# Your instructions
Set down each entry exactly as given; pictures should not appear in the copy.

(Dataset entries on figures)

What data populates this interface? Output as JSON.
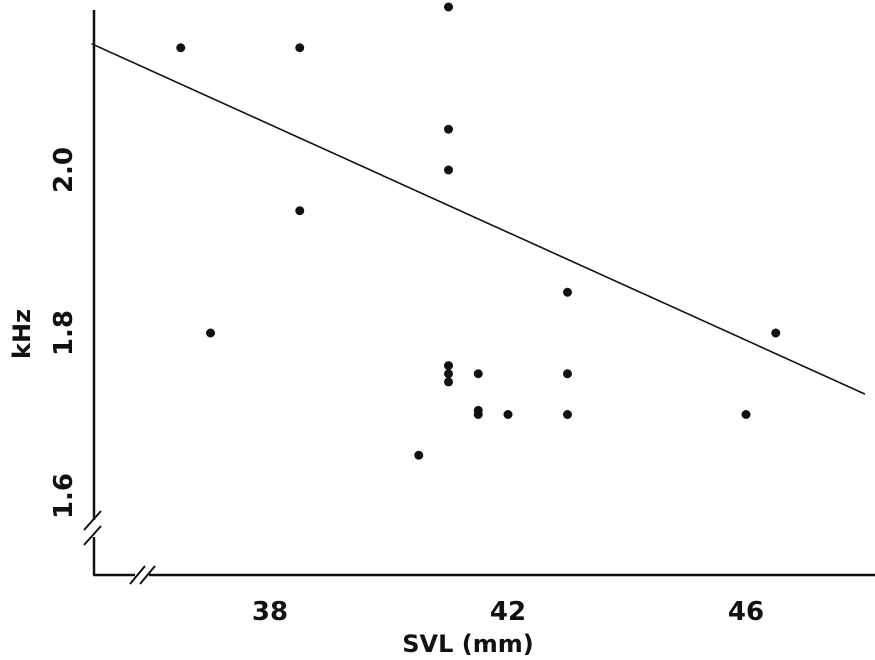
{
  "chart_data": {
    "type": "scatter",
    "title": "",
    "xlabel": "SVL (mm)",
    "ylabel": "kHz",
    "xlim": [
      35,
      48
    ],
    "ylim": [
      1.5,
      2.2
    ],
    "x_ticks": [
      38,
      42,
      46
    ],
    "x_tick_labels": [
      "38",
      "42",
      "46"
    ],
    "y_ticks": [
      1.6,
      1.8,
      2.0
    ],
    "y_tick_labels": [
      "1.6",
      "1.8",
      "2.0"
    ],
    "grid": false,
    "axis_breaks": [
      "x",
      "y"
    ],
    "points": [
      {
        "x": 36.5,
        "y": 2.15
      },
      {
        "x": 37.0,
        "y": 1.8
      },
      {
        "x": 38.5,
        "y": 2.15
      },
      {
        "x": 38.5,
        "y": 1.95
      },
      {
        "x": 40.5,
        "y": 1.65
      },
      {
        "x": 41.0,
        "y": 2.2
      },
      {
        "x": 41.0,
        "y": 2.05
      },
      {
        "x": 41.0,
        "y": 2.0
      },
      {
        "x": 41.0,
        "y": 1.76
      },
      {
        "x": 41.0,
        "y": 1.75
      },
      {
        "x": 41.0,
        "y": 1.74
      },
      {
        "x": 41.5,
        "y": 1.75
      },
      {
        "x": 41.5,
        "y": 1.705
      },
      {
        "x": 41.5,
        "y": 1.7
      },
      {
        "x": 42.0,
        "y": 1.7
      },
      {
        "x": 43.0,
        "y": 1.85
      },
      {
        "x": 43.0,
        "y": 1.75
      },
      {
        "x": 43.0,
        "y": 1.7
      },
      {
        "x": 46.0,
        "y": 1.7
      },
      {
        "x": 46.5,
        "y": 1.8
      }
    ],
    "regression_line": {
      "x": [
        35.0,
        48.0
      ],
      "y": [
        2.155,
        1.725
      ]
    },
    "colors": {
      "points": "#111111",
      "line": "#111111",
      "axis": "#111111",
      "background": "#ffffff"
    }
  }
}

# Result of the exercise
What data populates this interface? Output as JSON.
{
  "chart_data": {
    "type": "scatter",
    "title": "",
    "xlabel": "SVL (mm)",
    "ylabel": "kHz",
    "xlim": [
      35,
      48
    ],
    "ylim": [
      1.5,
      2.2
    ],
    "x_ticks": [
      38,
      42,
      46
    ],
    "x_tick_labels": [
      "38",
      "42",
      "46"
    ],
    "y_ticks": [
      1.6,
      1.8,
      2.0
    ],
    "y_tick_labels": [
      "1.6",
      "1.8",
      "2.0"
    ],
    "grid": false,
    "axis_breaks": [
      "x",
      "y"
    ],
    "points": [
      {
        "x": 36.5,
        "y": 2.15
      },
      {
        "x": 37.0,
        "y": 1.8
      },
      {
        "x": 38.5,
        "y": 2.15
      },
      {
        "x": 38.5,
        "y": 1.95
      },
      {
        "x": 40.5,
        "y": 1.65
      },
      {
        "x": 41.0,
        "y": 2.2
      },
      {
        "x": 41.0,
        "y": 2.05
      },
      {
        "x": 41.0,
        "y": 2.0
      },
      {
        "x": 41.0,
        "y": 1.76
      },
      {
        "x": 41.0,
        "y": 1.75
      },
      {
        "x": 41.0,
        "y": 1.74
      },
      {
        "x": 41.5,
        "y": 1.75
      },
      {
        "x": 41.5,
        "y": 1.705
      },
      {
        "x": 41.5,
        "y": 1.7
      },
      {
        "x": 42.0,
        "y": 1.7
      },
      {
        "x": 43.0,
        "y": 1.85
      },
      {
        "x": 43.0,
        "y": 1.75
      },
      {
        "x": 43.0,
        "y": 1.7
      },
      {
        "x": 46.0,
        "y": 1.7
      },
      {
        "x": 46.5,
        "y": 1.8
      }
    ],
    "regression_line": {
      "x": [
        35.0,
        48.0
      ],
      "y": [
        2.155,
        1.725
      ]
    },
    "colors": {
      "points": "#111111",
      "line": "#111111",
      "axis": "#111111",
      "background": "#ffffff"
    }
  }
}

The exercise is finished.